In the stretch of the forum reply on carrier weight from "No. Weight is" through "of the carrier.", swap "carrier" for "ship" and write out the result.

-- Begin Extract to read --

No. Weight is defined as the effect of gravity on a body. Until the aircraft becomes part of the body of the carrier, it has no effect on the weight of the carrier.

I think you are confusing force with weight. For example, if wind shear drives wind against the top deck, this does not make the carrier have more weight, but it does cause the carrier to move down. Likewise any gust from an aircraft may apply a force to the carrier, but does not increase its weight. You might consider that force to increase the "apparent weight" of the carrier, but it cannot be said to increase the weight of the carrier itself.

Note also that the downward wind force of a landing fighter is relatively slight. For example, a person can easily walk under rotating helicopter blades and still stand up and walk. The force is probably only around 1-2 pounds per square inch, maybe 5,000-15,000 pounds total. For an aircraft it will be even less.

-- End Extract to read --
-- Begin Data shown --

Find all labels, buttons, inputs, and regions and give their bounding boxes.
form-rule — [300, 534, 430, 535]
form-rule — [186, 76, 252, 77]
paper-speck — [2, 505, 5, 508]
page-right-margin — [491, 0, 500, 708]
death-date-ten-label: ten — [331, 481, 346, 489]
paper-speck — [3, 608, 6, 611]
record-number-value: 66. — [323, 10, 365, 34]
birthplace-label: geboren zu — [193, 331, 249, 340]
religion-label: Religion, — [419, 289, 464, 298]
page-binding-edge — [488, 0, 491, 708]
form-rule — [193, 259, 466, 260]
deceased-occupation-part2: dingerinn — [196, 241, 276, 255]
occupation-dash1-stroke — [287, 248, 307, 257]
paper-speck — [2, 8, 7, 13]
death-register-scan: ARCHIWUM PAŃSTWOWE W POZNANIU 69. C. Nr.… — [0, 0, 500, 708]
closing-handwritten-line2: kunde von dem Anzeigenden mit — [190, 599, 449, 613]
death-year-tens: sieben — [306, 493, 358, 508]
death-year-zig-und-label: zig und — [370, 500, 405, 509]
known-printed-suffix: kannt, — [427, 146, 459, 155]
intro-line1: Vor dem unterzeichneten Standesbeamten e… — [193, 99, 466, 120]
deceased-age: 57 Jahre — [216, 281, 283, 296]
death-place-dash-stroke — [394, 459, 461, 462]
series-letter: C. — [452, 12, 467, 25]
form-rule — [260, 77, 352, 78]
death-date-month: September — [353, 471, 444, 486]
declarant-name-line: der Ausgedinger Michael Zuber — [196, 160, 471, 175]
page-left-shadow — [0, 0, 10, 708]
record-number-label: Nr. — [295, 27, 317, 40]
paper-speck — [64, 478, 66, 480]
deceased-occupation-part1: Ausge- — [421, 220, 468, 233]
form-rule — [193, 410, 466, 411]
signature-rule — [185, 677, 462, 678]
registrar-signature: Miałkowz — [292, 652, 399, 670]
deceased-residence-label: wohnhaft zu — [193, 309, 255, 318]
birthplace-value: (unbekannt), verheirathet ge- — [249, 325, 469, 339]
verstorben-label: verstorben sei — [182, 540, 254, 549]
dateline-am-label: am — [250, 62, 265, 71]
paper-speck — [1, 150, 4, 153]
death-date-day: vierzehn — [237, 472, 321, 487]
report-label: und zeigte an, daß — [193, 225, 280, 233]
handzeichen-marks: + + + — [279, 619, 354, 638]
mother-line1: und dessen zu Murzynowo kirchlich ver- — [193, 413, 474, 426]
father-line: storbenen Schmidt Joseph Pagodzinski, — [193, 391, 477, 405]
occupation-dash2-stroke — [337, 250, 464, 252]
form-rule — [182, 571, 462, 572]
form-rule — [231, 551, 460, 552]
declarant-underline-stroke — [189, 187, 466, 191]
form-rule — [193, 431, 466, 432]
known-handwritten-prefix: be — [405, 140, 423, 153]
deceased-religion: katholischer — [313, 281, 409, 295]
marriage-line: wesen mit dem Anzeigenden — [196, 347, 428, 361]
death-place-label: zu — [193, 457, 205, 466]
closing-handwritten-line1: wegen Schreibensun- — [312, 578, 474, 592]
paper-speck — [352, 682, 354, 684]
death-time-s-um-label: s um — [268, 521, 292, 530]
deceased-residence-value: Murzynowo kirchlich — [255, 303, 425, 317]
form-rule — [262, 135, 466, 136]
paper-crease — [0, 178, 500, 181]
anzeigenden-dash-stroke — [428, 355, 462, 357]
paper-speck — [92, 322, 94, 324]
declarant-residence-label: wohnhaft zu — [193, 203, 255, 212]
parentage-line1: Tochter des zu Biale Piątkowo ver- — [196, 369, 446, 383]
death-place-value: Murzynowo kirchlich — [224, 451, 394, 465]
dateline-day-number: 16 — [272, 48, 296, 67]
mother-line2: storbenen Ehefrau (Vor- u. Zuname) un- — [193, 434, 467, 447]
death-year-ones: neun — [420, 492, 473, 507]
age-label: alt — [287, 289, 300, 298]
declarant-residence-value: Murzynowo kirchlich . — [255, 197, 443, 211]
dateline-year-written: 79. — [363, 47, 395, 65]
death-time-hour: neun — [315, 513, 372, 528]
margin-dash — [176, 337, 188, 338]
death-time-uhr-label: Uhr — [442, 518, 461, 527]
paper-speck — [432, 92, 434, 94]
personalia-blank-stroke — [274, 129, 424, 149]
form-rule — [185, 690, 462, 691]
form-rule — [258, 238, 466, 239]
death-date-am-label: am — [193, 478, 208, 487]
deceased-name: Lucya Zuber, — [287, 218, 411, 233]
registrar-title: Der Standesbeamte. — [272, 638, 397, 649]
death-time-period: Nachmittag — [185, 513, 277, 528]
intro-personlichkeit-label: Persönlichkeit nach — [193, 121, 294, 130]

-- End Data shown --

Written solution =>
No. Weight is defined as the effect of gravity on a body. Until the aircraft becomes part of the body of the ship, it has no effect on the weight of the ship.